- _Input rows_
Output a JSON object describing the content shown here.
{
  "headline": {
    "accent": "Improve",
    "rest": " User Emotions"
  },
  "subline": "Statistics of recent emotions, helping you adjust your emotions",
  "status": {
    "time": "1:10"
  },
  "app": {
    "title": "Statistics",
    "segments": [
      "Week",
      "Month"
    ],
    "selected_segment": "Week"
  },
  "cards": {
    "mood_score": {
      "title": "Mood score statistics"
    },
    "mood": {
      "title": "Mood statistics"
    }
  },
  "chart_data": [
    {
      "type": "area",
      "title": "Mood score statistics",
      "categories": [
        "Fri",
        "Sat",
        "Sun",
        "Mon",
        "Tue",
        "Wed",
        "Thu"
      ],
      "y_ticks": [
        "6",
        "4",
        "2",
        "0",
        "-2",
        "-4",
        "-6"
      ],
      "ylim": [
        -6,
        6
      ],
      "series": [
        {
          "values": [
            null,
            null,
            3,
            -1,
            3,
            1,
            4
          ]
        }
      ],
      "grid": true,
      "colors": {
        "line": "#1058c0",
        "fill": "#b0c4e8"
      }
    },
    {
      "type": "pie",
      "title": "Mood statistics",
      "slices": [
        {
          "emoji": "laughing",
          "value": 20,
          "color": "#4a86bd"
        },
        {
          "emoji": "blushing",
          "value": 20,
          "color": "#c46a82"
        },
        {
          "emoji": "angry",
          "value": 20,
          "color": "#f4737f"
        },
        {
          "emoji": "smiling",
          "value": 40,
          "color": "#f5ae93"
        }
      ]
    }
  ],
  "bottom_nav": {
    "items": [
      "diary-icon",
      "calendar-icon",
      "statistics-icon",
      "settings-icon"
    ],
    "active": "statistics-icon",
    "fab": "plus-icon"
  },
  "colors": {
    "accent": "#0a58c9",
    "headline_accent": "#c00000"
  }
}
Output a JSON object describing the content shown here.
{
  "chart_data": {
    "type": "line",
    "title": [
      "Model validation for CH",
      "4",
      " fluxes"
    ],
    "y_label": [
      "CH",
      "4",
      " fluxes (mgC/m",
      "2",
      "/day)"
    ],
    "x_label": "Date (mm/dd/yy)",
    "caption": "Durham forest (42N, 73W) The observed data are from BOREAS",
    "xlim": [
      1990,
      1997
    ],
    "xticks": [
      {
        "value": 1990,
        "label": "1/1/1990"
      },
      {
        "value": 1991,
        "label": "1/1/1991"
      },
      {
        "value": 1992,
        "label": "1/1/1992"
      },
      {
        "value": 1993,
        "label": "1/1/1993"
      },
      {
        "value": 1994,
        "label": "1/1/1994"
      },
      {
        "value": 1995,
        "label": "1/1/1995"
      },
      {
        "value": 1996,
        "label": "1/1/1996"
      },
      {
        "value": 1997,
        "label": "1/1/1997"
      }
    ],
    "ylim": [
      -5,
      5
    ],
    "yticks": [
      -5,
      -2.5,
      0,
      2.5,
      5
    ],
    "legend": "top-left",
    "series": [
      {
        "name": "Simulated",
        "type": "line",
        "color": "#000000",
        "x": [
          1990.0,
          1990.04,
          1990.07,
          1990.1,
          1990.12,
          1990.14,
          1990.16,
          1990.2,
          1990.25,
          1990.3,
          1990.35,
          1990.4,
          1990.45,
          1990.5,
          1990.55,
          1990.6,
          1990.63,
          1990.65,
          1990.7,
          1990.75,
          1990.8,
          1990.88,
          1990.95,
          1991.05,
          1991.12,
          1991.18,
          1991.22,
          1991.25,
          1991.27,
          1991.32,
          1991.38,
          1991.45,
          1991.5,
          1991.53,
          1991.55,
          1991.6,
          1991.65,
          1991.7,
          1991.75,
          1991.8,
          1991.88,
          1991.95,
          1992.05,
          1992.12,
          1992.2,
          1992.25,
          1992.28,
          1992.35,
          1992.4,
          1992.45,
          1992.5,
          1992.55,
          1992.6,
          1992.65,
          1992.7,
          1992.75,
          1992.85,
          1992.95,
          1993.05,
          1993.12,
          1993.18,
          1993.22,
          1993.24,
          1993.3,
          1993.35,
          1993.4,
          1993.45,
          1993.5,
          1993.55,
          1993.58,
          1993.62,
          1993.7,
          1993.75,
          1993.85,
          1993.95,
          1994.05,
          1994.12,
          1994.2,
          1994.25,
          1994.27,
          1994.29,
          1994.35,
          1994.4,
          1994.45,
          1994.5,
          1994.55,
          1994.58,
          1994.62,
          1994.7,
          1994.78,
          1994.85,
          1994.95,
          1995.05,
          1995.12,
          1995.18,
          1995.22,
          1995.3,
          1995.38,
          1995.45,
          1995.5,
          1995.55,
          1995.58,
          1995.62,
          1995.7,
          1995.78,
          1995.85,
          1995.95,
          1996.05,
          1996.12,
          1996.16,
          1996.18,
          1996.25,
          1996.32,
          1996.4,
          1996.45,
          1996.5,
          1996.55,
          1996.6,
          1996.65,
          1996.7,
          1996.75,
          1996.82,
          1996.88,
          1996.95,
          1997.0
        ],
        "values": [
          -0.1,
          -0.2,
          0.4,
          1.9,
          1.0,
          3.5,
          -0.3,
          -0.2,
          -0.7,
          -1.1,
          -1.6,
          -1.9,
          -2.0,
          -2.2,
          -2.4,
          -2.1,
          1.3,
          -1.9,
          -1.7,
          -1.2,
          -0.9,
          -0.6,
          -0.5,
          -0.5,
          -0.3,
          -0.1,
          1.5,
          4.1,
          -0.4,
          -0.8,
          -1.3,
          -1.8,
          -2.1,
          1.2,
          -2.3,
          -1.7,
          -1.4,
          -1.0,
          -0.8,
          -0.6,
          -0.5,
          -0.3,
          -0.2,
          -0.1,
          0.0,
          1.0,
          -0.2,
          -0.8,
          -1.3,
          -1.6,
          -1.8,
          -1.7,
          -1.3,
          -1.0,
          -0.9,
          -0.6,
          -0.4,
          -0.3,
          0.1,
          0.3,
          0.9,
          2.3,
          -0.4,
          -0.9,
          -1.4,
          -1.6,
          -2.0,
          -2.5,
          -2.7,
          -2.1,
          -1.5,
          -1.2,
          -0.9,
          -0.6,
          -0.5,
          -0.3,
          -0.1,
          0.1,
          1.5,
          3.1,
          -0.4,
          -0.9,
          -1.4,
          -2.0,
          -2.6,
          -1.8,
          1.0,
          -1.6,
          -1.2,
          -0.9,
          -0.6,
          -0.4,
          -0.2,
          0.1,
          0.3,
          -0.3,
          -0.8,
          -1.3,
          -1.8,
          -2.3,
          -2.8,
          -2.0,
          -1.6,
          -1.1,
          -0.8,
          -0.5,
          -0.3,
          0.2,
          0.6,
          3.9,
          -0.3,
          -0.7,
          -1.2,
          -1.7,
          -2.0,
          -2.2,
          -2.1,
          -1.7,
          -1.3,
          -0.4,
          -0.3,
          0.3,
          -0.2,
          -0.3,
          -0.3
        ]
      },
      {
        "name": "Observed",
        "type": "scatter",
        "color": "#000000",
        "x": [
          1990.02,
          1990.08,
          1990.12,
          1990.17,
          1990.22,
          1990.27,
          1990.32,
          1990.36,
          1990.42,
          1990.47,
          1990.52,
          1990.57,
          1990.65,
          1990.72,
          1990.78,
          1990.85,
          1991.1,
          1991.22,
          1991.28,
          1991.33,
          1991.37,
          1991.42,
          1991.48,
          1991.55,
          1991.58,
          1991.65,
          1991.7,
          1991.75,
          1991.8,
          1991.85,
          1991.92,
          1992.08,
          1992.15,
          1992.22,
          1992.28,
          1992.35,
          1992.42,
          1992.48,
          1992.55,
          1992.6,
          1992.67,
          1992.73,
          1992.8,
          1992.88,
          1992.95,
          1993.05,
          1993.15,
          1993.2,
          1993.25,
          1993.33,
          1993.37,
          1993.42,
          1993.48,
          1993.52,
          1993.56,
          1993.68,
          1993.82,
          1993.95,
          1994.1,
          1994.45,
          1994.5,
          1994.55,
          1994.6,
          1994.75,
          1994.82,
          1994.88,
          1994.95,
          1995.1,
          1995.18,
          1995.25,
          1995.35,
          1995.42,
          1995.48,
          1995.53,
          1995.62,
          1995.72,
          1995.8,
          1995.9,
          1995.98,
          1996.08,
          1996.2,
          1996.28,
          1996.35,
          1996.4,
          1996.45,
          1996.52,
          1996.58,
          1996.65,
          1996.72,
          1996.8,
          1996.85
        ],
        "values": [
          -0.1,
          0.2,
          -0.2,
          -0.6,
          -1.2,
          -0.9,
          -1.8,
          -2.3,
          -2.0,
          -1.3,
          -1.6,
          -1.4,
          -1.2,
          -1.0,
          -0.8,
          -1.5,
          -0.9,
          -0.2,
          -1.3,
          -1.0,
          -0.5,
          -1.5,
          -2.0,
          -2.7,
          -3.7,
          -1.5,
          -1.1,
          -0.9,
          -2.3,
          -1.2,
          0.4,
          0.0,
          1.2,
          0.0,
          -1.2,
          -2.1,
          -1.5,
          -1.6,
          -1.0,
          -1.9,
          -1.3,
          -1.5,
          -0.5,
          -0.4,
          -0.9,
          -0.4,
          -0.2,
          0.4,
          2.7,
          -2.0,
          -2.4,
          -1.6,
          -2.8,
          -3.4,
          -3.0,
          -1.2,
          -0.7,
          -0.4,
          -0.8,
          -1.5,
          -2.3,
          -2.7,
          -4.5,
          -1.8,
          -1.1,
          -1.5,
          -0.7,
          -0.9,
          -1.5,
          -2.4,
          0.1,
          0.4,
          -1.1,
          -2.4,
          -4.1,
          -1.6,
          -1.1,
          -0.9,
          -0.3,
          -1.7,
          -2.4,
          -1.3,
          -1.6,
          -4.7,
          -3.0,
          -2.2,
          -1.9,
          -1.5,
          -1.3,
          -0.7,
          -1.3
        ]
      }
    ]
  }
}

- _What is required_
Note how many lines in the listing above hold the string "icon", then give only that figure.

- _Exercise solution_
6